-- begin --
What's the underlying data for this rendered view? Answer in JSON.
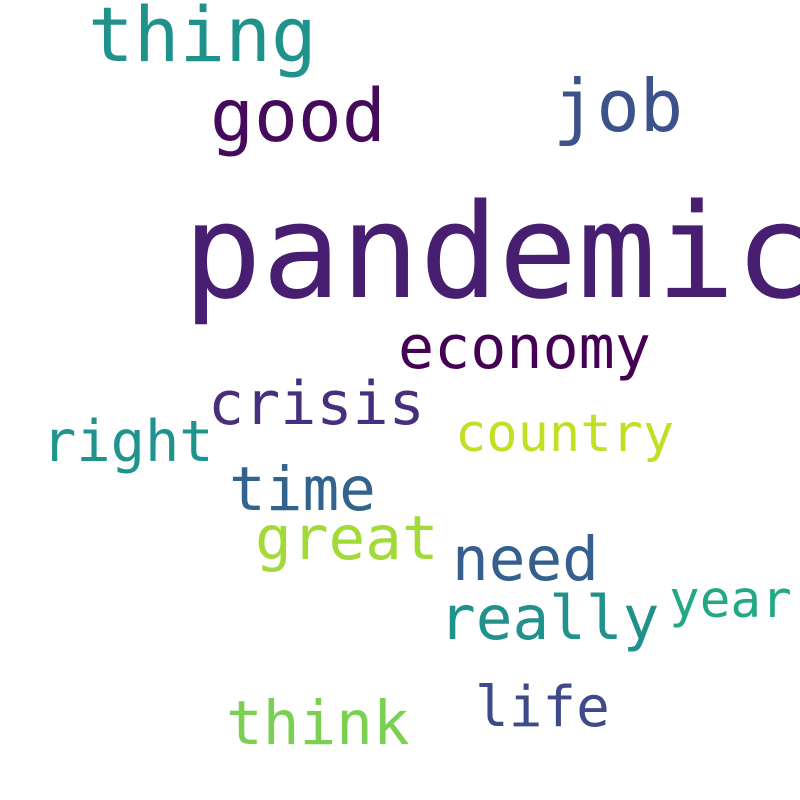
{
  "words": [
    {
      "text": "pandemic",
      "color": "#481f70"
    },
    {
      "text": "thing",
      "color": "#20928c"
    },
    {
      "text": "good",
      "color": "#450a5c"
    },
    {
      "text": "job",
      "color": "#3b528b"
    },
    {
      "text": "economy",
      "color": "#440154"
    },
    {
      "text": "crisis",
      "color": "#472f7d"
    },
    {
      "text": "country",
      "color": "#c2df23"
    },
    {
      "text": "right",
      "color": "#1f948c"
    },
    {
      "text": "time",
      "color": "#33638d"
    },
    {
      "text": "great",
      "color": "#a2da37"
    },
    {
      "text": "need",
      "color": "#355f8d"
    },
    {
      "text": "year",
      "color": "#22a884"
    },
    {
      "text": "really",
      "color": "#21918c"
    },
    {
      "text": "think",
      "color": "#7ad151"
    },
    {
      "text": "life",
      "color": "#3e4a89"
    }
  ]
}
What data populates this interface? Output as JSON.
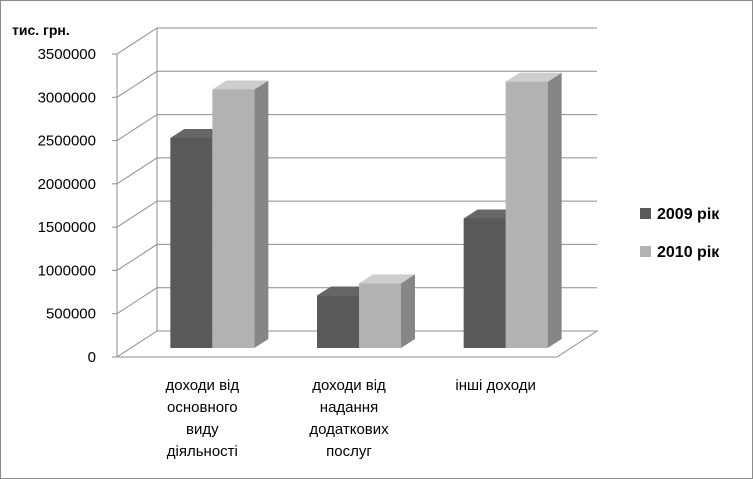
{
  "chart_data": {
    "type": "bar",
    "unit_label": "тис. грн.",
    "categories": [
      [
        "доходи від",
        "основного",
        "виду",
        "діяльності"
      ],
      [
        "доходи від",
        "надання",
        "додаткових",
        "послуг"
      ],
      [
        "інші доходи"
      ]
    ],
    "series": [
      {
        "name": "2009 рік",
        "values": [
          2530000,
          710000,
          1600000
        ],
        "color": "#595959"
      },
      {
        "name": "2010 рік",
        "values": [
          3090000,
          850000,
          3180000
        ],
        "color": "#b2b2b2"
      }
    ],
    "yticks": [
      "0",
      "500000",
      "1000000",
      "1500000",
      "2000000",
      "2500000",
      "3000000",
      "3500000"
    ],
    "ylim": [
      0,
      3500000
    ],
    "grid": true,
    "legend_position": "right"
  }
}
-- end --
Work to complete
From the entries above, copy each line holding "this".

Answer for the task
What's the underlying data for this rendered view? Answer in JSON.
What data populates this interface? Output as JSON.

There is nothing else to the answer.